Raw records:
☆ ☆ ☆

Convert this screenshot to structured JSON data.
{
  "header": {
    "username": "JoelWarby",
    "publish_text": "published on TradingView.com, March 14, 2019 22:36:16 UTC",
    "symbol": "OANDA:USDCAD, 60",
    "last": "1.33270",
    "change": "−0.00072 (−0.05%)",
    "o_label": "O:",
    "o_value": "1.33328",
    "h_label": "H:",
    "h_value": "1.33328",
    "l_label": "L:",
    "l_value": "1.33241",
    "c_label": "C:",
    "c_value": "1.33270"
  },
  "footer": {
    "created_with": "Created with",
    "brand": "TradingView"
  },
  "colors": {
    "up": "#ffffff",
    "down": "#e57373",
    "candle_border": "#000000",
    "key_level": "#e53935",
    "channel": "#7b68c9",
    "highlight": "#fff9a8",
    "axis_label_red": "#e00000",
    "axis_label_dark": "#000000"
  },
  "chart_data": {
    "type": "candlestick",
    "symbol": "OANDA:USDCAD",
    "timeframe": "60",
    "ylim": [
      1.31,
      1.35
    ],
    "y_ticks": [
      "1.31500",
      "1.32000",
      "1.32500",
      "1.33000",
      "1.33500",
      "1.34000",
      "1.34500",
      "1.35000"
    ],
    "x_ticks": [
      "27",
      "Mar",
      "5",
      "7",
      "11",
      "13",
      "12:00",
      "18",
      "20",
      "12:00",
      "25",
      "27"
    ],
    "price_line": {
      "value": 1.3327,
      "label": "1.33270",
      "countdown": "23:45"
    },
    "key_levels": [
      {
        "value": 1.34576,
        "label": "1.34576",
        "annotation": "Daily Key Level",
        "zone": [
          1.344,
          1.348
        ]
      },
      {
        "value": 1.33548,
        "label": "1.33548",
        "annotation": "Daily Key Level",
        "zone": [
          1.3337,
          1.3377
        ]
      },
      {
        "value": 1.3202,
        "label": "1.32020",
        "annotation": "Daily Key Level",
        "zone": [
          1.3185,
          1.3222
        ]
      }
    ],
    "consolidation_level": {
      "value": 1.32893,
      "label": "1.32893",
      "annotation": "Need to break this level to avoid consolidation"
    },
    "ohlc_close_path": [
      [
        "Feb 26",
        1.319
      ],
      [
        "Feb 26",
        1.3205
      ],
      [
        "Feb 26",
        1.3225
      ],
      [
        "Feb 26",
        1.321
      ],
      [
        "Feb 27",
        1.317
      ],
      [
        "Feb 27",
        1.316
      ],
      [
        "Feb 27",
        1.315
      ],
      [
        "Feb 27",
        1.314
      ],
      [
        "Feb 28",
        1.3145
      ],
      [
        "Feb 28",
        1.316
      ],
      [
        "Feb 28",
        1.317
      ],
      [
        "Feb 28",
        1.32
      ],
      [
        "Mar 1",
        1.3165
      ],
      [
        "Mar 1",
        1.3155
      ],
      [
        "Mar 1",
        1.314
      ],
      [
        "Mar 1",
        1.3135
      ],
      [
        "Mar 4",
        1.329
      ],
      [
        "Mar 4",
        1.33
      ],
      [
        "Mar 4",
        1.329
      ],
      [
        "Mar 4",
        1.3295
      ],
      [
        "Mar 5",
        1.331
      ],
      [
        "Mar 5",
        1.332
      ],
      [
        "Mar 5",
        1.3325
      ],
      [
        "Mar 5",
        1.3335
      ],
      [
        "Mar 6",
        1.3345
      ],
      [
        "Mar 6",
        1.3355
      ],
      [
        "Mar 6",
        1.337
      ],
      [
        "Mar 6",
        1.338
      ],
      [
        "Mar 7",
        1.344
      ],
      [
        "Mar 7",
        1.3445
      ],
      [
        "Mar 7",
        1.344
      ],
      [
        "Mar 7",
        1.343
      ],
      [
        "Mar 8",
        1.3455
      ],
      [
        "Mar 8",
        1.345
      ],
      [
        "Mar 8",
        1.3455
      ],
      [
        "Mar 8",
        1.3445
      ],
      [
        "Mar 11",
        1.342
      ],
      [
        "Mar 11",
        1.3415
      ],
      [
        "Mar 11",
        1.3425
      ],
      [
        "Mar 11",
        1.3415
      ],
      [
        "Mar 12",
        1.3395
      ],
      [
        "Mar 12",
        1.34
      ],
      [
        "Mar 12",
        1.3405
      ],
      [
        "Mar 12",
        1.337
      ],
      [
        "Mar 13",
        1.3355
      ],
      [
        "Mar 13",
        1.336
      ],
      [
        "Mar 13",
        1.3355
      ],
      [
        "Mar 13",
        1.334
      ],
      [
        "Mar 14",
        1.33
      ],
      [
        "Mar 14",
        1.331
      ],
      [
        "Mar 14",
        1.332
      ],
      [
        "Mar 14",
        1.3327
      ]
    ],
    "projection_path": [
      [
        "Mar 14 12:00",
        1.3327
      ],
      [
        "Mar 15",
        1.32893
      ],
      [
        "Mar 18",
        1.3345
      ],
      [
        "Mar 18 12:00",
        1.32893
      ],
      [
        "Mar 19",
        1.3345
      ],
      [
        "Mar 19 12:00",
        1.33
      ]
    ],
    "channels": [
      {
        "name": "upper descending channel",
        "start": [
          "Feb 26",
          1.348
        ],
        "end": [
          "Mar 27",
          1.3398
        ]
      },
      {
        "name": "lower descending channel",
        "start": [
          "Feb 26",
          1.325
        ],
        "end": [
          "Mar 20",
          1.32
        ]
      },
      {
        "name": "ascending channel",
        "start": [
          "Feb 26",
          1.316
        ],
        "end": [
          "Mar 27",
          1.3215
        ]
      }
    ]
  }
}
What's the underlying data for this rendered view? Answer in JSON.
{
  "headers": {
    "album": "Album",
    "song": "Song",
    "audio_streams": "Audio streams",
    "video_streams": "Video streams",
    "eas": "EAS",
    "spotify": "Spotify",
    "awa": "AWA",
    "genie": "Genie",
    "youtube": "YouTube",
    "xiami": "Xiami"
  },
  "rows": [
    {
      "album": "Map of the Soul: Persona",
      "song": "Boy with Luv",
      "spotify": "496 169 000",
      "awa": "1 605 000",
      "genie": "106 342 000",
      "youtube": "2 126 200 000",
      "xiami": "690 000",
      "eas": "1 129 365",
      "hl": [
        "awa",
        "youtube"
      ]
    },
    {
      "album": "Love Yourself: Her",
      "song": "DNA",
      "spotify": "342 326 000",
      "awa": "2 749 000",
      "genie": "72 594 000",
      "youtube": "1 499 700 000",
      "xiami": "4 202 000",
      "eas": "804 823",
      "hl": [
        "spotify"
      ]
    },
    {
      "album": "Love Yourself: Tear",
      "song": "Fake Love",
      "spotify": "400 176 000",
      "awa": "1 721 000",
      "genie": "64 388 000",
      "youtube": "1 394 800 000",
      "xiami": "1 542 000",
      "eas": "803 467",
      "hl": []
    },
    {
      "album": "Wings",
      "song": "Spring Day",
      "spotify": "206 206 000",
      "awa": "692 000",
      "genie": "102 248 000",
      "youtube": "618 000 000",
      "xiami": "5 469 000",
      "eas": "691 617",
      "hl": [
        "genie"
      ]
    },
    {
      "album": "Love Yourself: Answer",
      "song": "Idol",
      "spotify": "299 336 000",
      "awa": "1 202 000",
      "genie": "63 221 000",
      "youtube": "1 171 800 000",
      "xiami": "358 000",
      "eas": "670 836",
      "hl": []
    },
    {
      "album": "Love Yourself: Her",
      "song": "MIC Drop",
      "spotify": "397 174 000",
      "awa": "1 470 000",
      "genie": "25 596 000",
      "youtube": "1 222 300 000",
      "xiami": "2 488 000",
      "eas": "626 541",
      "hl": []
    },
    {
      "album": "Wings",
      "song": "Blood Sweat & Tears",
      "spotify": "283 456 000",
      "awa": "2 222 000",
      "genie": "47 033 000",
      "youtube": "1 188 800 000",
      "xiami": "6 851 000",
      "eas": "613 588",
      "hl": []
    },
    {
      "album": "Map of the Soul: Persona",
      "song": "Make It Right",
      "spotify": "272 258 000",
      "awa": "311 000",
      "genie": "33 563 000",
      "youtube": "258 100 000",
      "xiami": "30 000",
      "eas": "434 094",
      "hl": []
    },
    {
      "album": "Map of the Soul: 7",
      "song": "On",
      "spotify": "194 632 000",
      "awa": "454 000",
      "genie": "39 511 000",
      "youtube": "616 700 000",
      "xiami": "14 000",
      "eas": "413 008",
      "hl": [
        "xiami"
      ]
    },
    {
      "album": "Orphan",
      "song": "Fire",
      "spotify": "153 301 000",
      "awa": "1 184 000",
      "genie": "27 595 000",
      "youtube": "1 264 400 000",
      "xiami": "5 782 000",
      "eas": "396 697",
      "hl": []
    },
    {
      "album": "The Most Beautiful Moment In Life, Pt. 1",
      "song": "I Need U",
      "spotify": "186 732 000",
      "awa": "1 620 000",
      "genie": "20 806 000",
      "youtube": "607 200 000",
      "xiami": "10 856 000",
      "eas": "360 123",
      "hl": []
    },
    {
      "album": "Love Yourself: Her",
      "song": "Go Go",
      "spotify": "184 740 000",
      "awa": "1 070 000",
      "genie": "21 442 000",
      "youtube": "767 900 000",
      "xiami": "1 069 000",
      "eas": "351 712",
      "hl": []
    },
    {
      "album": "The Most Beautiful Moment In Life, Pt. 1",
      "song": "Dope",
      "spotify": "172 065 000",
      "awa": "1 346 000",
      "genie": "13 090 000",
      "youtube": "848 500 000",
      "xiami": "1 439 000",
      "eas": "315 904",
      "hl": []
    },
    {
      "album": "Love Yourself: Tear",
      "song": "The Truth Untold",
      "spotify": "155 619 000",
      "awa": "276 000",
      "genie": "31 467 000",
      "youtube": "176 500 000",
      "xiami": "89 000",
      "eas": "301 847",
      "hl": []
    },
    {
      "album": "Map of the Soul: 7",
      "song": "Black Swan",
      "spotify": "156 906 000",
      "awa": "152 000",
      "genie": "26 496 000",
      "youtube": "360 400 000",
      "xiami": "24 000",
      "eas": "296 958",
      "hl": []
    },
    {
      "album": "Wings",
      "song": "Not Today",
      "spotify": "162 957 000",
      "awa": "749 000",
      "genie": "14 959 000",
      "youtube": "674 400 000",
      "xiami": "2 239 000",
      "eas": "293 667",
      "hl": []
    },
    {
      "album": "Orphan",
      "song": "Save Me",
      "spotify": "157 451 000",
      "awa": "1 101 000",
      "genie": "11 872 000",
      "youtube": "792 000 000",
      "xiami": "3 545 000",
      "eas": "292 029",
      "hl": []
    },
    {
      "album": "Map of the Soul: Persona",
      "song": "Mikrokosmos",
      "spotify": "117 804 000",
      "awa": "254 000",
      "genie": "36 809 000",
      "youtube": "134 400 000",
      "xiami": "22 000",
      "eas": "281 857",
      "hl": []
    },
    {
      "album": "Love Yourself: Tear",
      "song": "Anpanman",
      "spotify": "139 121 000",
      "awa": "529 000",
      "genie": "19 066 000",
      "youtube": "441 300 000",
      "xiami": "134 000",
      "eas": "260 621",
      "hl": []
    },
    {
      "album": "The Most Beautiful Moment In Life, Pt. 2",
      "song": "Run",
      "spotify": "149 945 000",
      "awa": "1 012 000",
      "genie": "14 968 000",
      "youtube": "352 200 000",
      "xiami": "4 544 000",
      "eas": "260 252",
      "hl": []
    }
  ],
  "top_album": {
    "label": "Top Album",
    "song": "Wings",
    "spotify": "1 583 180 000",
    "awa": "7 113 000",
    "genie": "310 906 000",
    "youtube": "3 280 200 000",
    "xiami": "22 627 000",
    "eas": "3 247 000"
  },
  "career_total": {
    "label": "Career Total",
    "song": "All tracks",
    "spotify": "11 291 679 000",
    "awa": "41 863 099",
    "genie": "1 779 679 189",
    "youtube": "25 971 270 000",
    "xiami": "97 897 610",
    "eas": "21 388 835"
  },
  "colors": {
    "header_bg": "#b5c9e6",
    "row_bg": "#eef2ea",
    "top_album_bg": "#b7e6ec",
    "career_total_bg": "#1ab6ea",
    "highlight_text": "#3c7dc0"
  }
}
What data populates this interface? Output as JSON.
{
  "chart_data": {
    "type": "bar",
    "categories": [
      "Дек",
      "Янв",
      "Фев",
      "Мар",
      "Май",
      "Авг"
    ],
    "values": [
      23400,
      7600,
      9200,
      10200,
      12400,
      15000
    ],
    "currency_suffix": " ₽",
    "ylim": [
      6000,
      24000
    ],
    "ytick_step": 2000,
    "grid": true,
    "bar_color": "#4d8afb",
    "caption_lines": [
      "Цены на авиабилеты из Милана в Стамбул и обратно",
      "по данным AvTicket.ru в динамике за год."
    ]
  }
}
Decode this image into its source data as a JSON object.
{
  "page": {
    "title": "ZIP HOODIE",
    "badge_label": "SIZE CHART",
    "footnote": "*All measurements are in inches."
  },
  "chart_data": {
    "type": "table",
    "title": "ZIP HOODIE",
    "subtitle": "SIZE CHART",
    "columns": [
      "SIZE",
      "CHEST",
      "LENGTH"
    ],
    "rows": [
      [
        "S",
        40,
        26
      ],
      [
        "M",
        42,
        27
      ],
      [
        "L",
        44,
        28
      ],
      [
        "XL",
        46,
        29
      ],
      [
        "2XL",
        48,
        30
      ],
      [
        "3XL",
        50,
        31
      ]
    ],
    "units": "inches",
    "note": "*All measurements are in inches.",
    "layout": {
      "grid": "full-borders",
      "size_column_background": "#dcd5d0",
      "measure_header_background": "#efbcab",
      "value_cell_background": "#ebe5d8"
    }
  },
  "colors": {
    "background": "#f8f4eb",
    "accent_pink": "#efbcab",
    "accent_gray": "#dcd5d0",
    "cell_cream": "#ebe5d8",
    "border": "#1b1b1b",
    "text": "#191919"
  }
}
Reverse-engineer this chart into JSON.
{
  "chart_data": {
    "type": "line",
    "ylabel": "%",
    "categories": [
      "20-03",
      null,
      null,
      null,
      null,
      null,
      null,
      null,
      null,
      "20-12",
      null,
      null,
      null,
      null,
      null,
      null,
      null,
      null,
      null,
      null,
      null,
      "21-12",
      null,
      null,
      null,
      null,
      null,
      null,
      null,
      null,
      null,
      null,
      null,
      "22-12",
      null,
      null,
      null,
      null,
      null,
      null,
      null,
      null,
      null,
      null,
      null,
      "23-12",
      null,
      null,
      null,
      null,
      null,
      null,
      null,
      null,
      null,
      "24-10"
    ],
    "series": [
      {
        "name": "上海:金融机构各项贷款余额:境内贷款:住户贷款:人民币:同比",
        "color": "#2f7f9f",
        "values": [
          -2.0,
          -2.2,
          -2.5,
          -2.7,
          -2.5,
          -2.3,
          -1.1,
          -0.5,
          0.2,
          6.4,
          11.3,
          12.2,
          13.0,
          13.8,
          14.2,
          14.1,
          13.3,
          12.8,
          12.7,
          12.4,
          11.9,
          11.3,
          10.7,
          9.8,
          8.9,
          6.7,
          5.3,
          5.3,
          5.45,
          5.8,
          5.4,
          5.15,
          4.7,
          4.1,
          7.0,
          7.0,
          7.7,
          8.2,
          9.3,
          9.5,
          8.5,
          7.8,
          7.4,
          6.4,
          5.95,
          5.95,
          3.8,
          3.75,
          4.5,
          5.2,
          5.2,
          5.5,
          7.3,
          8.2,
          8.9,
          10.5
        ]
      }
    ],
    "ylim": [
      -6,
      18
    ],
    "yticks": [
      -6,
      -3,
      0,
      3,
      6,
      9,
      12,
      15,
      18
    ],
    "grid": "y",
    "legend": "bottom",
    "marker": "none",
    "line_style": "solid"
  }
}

☆ ☆ ☆

▶ _TO BE DONE_
Extract all lines of the records above that include "Answer".

▶ _THE OUTPUT_
What's the underlying data for this rendered view? Answer in JSON.
      "album": "Love Yourself: Answer",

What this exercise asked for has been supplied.